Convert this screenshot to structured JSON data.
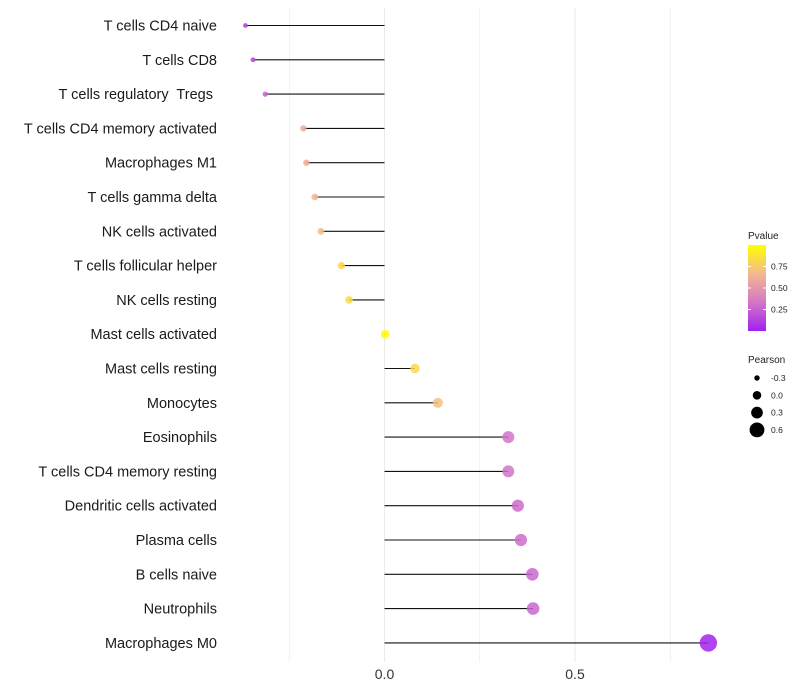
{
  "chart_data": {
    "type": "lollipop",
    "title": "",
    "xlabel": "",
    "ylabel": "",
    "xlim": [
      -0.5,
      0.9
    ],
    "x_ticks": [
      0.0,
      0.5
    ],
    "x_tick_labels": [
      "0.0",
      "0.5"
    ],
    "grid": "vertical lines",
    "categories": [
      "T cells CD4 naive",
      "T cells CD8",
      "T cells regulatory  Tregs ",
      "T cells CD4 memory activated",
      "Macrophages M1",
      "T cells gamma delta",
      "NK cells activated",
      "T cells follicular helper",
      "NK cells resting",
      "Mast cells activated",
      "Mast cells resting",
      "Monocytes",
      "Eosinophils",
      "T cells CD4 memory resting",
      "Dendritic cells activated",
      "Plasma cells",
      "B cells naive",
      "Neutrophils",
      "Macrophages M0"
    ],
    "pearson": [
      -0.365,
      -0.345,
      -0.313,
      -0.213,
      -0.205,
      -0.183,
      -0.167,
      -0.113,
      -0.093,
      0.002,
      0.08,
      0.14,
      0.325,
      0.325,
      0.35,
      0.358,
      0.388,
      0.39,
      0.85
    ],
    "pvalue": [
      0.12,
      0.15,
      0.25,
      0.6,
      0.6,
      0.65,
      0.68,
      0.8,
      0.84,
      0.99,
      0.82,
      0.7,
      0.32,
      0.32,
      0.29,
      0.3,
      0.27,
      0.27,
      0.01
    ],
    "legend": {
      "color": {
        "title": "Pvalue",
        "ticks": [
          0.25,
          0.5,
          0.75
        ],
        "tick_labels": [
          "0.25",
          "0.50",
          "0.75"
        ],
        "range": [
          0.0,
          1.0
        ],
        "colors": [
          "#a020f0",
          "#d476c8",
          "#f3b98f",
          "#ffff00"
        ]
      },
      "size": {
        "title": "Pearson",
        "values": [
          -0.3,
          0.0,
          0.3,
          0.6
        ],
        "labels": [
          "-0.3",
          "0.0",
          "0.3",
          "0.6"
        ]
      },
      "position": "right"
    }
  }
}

+--

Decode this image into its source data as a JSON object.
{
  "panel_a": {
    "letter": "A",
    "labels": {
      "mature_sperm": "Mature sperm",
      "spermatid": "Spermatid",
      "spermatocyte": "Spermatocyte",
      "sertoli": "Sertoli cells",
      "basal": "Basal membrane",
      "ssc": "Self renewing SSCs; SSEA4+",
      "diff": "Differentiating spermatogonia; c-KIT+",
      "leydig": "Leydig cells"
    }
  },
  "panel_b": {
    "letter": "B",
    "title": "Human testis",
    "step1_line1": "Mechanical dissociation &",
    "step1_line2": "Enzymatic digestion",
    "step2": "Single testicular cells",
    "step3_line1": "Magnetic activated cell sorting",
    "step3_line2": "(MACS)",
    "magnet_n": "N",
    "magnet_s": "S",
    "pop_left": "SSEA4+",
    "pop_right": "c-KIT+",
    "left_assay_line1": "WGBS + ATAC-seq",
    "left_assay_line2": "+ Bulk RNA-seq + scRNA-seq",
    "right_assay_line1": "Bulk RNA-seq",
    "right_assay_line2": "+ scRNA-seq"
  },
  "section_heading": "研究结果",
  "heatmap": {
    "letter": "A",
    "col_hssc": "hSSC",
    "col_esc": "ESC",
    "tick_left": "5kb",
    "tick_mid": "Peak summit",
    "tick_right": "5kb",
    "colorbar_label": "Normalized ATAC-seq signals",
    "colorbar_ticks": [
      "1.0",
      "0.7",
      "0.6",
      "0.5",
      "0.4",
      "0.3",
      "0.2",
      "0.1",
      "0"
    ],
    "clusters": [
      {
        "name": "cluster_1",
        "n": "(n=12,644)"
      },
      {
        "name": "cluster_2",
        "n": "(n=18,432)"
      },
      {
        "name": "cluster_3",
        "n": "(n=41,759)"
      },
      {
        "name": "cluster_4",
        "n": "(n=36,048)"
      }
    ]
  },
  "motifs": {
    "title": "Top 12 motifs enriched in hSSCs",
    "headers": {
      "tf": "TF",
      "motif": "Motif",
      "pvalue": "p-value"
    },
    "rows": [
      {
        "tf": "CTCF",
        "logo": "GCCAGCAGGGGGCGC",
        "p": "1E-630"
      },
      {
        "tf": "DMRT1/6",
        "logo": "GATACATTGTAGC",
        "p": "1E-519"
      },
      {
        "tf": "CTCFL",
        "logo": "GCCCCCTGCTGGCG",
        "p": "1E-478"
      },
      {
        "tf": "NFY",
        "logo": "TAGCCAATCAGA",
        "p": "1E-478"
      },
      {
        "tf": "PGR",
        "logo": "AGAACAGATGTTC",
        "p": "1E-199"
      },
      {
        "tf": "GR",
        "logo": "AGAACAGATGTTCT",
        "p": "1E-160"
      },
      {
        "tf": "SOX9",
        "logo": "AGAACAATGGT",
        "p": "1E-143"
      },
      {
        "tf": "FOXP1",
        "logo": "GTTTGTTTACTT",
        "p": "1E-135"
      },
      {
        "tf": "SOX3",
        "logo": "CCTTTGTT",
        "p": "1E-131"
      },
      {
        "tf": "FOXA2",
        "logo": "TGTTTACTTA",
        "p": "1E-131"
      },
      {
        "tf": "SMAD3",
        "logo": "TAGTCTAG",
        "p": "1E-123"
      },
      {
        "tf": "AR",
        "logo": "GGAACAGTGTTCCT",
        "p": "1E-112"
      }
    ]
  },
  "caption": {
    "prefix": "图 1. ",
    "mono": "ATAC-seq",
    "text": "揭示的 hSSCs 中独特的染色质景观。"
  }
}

+--

* _TASK TO CARRY OUT_
Look through the material above for the word "scRNA" and copy every line that has it.

* _SOLUTION TO THIS TASK_
    "left_assay_line2": "+ Bulk RNA-seq + scRNA-seq",
    "right_assay_line2": "+ scRNA-seq"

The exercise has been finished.